→ **Task description**: In the text on QTL detection, copy the stretch from "In the situation" through "are both polymorphic.", changing "flanking markers" to "adjacent markers".

╭─ Source document

Basis of QTL Detection
As explained in QTL I, detection of QTLs is based upon the association of polymorphic markers with polymorphic genes controlling the trait of interest.
Let’s assume that the same chromosome region contains three loci. M1 and M2 are molecular marker loci that flank a QTL (Fig. 2). For the QTL to be detected, both the QTL and a nearby marker must be polymorphic, that is, the parents must have detectable differences in alleles at those loci.
In the case shown here (Fig. 3), the QTL can be detected because the M1 marker and the QTL are both polymorphic, as shown by different colored bars on the chromosomes. Ideally, M2 or another nearby locus would also be polymorphic.
In this case (Fig. 4), the QTL cannot be detected because neither marker is polymorphic, even though the QTL is polymorphic.
In that situation, one could continue screening additional markers in the vicinity to find one that was polymorphic, as shown by M3 (Fig. 5).
In the situation shown here (Fig. 6), the QTL cannot be detected because the QTL is not polymorphic (both parents have the same allele), even though the flanking markers are both polymorphic.
Another necessary condition for QTL detection is linkage disequilibrium, the tendency for linked alleles to be inherited together in a population rather than to be randomly distributed. This means that the parent A allele at a marker will tend to be inherited together with the parent A allele at a linked QTL. Therefore, a marker can serve as a reliable indicator of the presence of the favorable QTL allele. Because linkage disequilibrium decreases slowly, most mapping populations involving up to a dozen generations will have sufficient linkage disequilibrium for QTL detection.

╰─
╭─ Given records

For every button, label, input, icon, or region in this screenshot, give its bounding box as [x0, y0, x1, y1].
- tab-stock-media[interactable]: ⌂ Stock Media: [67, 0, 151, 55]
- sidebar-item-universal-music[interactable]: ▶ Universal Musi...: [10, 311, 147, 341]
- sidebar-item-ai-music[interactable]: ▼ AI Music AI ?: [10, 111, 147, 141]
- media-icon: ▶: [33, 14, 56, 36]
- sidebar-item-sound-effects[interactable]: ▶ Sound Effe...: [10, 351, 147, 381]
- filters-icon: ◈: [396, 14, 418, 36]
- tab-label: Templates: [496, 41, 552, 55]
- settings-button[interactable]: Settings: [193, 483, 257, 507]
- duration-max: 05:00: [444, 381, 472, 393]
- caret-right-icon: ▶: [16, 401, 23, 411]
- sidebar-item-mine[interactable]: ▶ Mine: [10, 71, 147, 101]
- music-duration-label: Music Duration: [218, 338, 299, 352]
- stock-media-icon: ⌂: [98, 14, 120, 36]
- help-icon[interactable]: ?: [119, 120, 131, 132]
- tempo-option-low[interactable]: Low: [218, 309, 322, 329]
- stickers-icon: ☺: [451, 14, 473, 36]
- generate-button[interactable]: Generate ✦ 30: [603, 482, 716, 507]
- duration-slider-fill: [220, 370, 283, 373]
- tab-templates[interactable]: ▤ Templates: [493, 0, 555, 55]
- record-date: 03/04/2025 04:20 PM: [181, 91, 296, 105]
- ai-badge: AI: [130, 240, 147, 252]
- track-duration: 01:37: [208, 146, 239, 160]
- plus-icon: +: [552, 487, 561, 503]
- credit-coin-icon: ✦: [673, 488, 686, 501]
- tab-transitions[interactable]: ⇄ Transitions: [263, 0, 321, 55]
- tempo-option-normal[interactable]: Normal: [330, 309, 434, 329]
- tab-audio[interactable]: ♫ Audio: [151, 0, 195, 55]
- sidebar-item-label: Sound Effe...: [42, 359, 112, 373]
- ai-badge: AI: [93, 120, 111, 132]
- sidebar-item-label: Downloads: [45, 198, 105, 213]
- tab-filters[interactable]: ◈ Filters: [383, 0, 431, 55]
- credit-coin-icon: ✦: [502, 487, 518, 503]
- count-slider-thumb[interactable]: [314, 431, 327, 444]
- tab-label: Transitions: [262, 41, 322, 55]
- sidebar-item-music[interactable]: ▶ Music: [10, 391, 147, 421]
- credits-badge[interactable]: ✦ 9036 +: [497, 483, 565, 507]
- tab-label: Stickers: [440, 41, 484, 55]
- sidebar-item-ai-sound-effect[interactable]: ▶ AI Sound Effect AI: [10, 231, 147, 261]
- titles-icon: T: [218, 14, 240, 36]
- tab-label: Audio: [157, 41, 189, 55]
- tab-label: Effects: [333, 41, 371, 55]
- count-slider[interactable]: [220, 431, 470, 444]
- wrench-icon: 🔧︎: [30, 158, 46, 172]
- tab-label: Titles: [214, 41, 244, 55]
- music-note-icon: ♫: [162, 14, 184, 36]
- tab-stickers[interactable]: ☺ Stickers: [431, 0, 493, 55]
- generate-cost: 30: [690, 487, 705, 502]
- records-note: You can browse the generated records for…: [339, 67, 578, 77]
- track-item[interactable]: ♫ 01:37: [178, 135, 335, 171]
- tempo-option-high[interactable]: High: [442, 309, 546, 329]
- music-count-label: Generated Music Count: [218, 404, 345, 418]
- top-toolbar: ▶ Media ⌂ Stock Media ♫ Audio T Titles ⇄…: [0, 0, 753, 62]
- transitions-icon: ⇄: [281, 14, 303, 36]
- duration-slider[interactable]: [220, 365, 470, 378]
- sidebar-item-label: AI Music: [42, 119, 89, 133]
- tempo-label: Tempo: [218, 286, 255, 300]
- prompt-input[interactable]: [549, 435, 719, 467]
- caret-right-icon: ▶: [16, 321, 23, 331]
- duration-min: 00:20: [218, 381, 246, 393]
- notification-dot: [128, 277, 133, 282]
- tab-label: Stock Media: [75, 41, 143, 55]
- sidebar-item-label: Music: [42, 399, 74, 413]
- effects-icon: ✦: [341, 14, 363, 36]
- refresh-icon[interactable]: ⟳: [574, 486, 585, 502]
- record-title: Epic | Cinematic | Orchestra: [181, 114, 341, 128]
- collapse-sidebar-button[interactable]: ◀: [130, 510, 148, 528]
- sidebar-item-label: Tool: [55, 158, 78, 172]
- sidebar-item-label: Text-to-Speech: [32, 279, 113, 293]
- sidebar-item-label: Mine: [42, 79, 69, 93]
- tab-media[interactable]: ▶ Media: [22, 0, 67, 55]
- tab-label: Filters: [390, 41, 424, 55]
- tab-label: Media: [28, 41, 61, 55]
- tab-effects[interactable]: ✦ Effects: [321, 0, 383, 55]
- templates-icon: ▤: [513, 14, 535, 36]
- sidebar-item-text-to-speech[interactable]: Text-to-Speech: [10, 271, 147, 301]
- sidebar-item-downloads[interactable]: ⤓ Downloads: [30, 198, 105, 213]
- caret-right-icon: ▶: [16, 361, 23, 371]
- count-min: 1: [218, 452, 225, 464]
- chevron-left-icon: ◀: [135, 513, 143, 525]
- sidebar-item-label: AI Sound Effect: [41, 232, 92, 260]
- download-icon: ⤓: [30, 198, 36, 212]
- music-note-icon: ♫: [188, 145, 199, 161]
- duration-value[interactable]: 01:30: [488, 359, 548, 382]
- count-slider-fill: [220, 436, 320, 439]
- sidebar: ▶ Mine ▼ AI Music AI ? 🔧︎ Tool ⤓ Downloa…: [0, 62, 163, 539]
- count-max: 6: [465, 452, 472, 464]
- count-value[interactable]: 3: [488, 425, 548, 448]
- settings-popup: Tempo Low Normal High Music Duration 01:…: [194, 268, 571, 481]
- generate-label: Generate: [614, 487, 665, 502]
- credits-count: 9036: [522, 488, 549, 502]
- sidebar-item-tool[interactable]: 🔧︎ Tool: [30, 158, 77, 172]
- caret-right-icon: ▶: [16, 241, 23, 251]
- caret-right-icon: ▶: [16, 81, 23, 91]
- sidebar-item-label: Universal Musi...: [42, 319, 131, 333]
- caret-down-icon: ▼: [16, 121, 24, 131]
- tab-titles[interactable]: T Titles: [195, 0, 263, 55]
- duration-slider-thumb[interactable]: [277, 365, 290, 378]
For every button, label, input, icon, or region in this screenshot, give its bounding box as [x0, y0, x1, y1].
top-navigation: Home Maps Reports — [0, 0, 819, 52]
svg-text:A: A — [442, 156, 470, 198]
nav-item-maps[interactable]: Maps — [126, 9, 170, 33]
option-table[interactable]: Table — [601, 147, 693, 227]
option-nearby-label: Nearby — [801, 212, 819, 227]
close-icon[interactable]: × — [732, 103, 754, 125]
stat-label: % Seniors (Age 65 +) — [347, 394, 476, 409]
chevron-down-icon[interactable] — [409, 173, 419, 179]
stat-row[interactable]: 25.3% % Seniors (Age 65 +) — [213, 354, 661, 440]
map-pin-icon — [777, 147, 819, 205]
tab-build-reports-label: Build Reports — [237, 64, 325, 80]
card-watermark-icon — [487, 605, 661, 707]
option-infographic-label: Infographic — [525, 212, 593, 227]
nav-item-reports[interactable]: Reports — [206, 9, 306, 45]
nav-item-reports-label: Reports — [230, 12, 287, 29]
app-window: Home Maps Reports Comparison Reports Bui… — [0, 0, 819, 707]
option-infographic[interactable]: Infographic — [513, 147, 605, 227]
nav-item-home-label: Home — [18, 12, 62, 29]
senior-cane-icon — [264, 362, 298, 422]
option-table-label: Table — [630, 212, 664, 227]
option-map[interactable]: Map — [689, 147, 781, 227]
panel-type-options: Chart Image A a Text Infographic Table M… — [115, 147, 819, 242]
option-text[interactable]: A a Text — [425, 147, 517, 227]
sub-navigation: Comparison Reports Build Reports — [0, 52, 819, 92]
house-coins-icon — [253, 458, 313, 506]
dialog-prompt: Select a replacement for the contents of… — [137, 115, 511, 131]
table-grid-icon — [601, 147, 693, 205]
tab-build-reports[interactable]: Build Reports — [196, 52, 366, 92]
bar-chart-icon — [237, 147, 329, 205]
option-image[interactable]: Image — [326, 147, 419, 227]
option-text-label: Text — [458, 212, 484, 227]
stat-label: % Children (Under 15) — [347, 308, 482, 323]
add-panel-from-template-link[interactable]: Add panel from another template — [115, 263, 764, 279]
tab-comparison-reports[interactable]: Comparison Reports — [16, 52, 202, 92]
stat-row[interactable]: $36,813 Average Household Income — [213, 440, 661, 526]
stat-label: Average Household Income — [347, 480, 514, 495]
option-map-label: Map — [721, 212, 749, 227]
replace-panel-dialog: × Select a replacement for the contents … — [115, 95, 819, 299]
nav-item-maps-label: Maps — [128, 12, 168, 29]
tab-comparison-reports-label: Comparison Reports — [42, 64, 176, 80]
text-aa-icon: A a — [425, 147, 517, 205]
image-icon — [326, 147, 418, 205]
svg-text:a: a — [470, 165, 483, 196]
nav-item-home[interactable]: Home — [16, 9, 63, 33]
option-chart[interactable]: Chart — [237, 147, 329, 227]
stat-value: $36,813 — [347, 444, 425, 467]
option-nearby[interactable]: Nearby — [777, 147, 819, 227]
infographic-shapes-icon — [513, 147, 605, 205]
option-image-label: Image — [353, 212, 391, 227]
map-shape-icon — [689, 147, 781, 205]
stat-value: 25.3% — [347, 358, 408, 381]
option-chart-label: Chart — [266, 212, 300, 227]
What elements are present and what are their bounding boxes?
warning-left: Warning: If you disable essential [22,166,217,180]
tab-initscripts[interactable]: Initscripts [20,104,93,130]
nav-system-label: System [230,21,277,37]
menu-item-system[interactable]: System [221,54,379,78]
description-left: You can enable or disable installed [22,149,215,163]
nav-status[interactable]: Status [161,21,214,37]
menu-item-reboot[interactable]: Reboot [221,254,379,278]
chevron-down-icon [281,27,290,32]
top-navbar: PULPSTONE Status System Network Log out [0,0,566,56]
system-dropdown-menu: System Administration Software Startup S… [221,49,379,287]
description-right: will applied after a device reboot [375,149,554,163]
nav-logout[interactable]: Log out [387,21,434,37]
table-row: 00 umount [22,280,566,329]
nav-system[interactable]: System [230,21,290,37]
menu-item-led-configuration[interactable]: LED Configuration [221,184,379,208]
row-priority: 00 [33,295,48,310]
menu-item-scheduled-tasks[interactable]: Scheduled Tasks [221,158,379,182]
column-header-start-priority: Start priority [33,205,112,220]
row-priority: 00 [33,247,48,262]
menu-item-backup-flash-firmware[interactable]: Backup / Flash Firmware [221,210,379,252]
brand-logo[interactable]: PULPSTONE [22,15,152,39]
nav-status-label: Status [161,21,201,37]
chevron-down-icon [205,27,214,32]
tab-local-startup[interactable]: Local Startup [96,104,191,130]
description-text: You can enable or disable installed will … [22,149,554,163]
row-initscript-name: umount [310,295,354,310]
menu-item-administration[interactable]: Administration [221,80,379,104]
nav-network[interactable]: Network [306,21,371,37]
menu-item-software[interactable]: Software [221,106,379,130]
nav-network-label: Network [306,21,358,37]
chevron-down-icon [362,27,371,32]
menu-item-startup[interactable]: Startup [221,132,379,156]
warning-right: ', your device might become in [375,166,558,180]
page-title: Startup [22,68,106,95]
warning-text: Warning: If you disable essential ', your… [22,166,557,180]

╰─

→ **Response**:
In the situation shown here (Fig. 6), the QTL cannot be detected because the QTL is not polymorphic (both parents have the same allele), even though the adjacent markers are both polymorphic.